**Input material**
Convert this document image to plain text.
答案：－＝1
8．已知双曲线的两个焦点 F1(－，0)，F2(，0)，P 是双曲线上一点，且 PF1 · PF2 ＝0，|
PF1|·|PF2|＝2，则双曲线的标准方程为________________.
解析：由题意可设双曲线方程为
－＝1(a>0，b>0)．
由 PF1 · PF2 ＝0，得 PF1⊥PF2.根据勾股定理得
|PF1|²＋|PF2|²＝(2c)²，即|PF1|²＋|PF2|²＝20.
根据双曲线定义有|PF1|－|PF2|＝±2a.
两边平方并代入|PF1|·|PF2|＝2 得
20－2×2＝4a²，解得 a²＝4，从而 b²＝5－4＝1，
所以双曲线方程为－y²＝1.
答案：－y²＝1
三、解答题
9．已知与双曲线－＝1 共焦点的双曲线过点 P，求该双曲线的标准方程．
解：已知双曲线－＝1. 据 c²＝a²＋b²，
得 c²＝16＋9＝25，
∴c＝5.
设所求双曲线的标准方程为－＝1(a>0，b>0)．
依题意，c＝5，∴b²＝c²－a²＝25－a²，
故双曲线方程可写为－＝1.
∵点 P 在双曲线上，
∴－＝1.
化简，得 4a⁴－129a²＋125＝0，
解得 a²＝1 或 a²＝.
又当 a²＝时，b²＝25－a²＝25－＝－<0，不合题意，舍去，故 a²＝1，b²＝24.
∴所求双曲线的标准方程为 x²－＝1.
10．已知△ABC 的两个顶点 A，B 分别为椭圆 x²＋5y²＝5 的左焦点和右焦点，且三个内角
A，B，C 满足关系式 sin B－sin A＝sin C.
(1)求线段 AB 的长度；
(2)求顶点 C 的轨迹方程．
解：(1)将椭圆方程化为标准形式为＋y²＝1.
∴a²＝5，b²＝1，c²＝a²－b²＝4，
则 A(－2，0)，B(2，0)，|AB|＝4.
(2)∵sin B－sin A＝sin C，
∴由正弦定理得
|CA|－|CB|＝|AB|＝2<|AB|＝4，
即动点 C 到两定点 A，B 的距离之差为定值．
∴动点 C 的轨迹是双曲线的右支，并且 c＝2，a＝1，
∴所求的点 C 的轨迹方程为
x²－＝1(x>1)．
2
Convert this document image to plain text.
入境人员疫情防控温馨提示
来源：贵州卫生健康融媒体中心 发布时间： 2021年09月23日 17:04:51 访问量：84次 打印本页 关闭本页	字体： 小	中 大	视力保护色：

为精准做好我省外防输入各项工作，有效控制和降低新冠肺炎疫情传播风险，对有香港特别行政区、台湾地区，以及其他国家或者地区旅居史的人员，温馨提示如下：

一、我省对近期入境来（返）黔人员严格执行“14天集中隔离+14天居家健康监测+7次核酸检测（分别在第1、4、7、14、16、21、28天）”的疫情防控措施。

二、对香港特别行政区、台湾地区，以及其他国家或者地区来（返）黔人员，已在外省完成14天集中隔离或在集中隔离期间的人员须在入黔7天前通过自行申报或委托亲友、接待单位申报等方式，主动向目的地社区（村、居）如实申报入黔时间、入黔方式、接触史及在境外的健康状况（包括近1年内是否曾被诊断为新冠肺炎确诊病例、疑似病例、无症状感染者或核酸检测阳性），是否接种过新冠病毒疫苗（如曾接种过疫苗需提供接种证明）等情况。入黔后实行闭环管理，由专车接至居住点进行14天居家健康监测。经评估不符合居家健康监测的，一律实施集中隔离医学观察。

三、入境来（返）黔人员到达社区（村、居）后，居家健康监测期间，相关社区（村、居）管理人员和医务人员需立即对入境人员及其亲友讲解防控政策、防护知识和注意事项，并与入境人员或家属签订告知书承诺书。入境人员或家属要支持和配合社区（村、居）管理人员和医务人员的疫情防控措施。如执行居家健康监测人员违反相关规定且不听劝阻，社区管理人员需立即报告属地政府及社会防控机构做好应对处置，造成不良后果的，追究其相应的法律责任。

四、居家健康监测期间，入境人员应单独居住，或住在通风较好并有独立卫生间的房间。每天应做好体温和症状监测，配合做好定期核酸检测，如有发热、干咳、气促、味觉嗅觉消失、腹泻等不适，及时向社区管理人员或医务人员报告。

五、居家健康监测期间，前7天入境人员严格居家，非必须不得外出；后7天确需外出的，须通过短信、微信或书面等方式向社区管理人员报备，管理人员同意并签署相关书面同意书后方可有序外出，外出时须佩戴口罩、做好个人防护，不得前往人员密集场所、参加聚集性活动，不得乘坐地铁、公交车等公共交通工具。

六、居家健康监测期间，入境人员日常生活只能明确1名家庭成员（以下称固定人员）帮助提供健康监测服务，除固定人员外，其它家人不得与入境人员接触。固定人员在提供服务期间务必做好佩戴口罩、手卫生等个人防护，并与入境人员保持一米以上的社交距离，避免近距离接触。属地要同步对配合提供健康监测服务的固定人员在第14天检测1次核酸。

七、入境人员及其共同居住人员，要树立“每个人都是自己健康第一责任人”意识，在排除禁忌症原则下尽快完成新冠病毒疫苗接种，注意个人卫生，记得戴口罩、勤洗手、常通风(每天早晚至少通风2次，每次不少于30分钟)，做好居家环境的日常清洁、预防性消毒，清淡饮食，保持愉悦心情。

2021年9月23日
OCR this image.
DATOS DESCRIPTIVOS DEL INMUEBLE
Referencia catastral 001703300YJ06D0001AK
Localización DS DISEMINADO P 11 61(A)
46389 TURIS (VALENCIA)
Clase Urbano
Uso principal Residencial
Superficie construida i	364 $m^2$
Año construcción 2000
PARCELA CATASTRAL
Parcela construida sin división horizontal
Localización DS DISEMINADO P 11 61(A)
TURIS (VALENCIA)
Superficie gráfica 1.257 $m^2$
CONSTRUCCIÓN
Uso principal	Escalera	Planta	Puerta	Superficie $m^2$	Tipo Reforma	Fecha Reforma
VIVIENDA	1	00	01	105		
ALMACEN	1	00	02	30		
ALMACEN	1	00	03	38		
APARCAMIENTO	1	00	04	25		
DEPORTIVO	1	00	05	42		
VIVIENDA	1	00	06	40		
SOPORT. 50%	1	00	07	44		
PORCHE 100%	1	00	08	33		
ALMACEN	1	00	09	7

**Short task**
Repeat every line of the data, exactly and in full.

**Response for this exercise**
Convert this document image to plain text.
答案：－＝1
8．已知双曲线的两个焦点 F1(－，0)，F2(，0)，P 是双曲线上一点，且 PF1 · PF2 ＝0，|
PF1|·|PF2|＝2，则双曲线的标准方程为________________.
解析：由题意可设双曲线方程为
－＝1(a>0，b>0)．
由 PF1 · PF2 ＝0，得 PF1⊥PF2.根据勾股定理得
|PF1|²＋|PF2|²＝(2c)²，即|PF1|²＋|PF2|²＝20.
根据双曲线定义有|PF1|－|PF2|＝±2a.
两边平方并代入|PF1|·|PF2|＝2 得
20－2×2＝4a²，解得 a²＝4，从而 b²＝5－4＝1，
所以双曲线方程为－y²＝1.
答案：－y²＝1
三、解答题
9．已知与双曲线－＝1 共焦点的双曲线过点 P，求该双曲线的标准方程．
解：已知双曲线－＝1. 据 c²＝a²＋b²，
得 c²＝16＋9＝25，
∴c＝5.
设所求双曲线的标准方程为－＝1(a>0，b>0)．
依题意，c＝5，∴b²＝c²－a²＝25－a²，
故双曲线方程可写为－＝1.
∵点 P 在双曲线上，
∴－＝1.
化简，得 4a⁴－129a²＋125＝0，
解得 a²＝1 或 a²＝.
又当 a²＝时，b²＝25－a²＝25－＝－<0，不合题意，舍去，故 a²＝1，b²＝24.
∴所求双曲线的标准方程为 x²－＝1.
10．已知△ABC 的两个顶点 A，B 分别为椭圆 x²＋5y²＝5 的左焦点和右焦点，且三个内角
A，B，C 满足关系式 sin B－sin A＝sin C.
(1)求线段 AB 的长度；
(2)求顶点 C 的轨迹方程．
解：(1)将椭圆方程化为标准形式为＋y²＝1.
∴a²＝5，b²＝1，c²＝a²－b²＝4，
则 A(－2，0)，B(2，0)，|AB|＝4.
(2)∵sin B－sin A＝sin C，
∴由正弦定理得
|CA|－|CB|＝|AB|＝2<|AB|＝4，
即动点 C 到两定点 A，B 的距离之差为定值．
∴动点 C 的轨迹是双曲线的右支，并且 c＝2，a＝1，
∴所求的点 C 的轨迹方程为
x²－＝1(x>1)．
2
Convert this document image to plain text.
入境人员疫情防控温馨提示
来源：贵州卫生健康融媒体中心 发布时间： 2021年09月23日 17:04:51 访问量：84次 打印本页 关闭本页	字体： 小	中 大	视力保护色：

为精准做好我省外防输入各项工作，有效控制和降低新冠肺炎疫情传播风险，对有香港特别行政区、台湾地区，以及其他国家或者地区旅居史的人员，温馨提示如下：

一、我省对近期入境来（返）黔人员严格执行“14天集中隔离+14天居家健康监测+7次核酸检测（分别在第1、4、7、14、16、21、28天）”的疫情防控措施。

二、对香港特别行政区、台湾地区，以及其他国家或者地区来（返）黔人员，已在外省完成14天集中隔离或在集中隔离期间的人员须在入黔7天前通过自行申报或委托亲友、接待单位申报等方式，主动向目的地社区（村、居）如实申报入黔时间、入黔方式、接触史及在境外的健康状况（包括近1年内是否曾被诊断为新冠肺炎确诊病例、疑似病例、无症状感染者或核酸检测阳性），是否接种过新冠病毒疫苗（如曾接种过疫苗需提供接种证明）等情况。入黔后实行闭环管理，由专车接至居住点进行14天居家健康监测。经评估不符合居家健康监测的，一律实施集中隔离医学观察。

三、入境来（返）黔人员到达社区（村、居）后，居家健康监测期间，相关社区（村、居）管理人员和医务人员需立即对入境人员及其亲友讲解防控政策、防护知识和注意事项，并与入境人员或家属签订告知书承诺书。入境人员或家属要支持和配合社区（村、居）管理人员和医务人员的疫情防控措施。如执行居家健康监测人员违反相关规定且不听劝阻，社区管理人员需立即报告属地政府及社会防控机构做好应对处置，造成不良后果的，追究其相应的法律责任。

四、居家健康监测期间，入境人员应单独居住，或住在通风较好并有独立卫生间的房间。每天应做好体温和症状监测，配合做好定期核酸检测，如有发热、干咳、气促、味觉嗅觉消失、腹泻等不适，及时向社区管理人员或医务人员报告。

五、居家健康监测期间，前7天入境人员严格居家，非必须不得外出；后7天确需外出的，须通过短信、微信或书面等方式向社区管理人员报备，管理人员同意并签署相关书面同意书后方可有序外出，外出时须佩戴口罩、做好个人防护，不得前往人员密集场所、参加聚集性活动，不得乘坐地铁、公交车等公共交通工具。

六、居家健康监测期间，入境人员日常生活只能明确1名家庭成员（以下称固定人员）帮助提供健康监测服务，除固定人员外，其它家人不得与入境人员接触。固定人员在提供服务期间务必做好佩戴口罩、手卫生等个人防护，并与入境人员保持一米以上的社交距离，避免近距离接触。属地要同步对配合提供健康监测服务的固定人员在第14天检测1次核酸。

七、入境人员及其共同居住人员，要树立“每个人都是自己健康第一责任人”意识，在排除禁忌症原则下尽快完成新冠病毒疫苗接种，注意个人卫生，记得戴口罩、勤洗手、常通风(每天早晚至少通风2次，每次不少于30分钟)，做好居家环境的日常清洁、预防性消毒，清淡饮食，保持愉悦心情。

2021年9月23日
OCR this image.
DATOS DESCRIPTIVOS DEL INMUEBLE
Referencia catastral 001703300YJ06D0001AK
Localización DS DISEMINADO P 11 61(A)
46389 TURIS (VALENCIA)
Clase Urbano
Uso principal Residencial
Superficie construida i	364 $m^2$
Año construcción 2000
PARCELA CATASTRAL
Parcela construida sin división horizontal
Localización DS DISEMINADO P 11 61(A)
TURIS (VALENCIA)
Superficie gráfica 1.257 $m^2$
CONSTRUCCIÓN
Uso principal	Escalera	Planta	Puerta	Superficie $m^2$	Tipo Reforma	Fecha Reforma
VIVIENDA	1	00	01	105		
ALMACEN	1	00	02	30		
ALMACEN	1	00	03	38		
APARCAMIENTO	1	00	04	25		
DEPORTIVO	1	00	05	42		
VIVIENDA	1	00	06	40		
SOPORT. 50%	1	00	07	44		
PORCHE 100%	1	00	08	33		
ALMACEN	1	00	09	7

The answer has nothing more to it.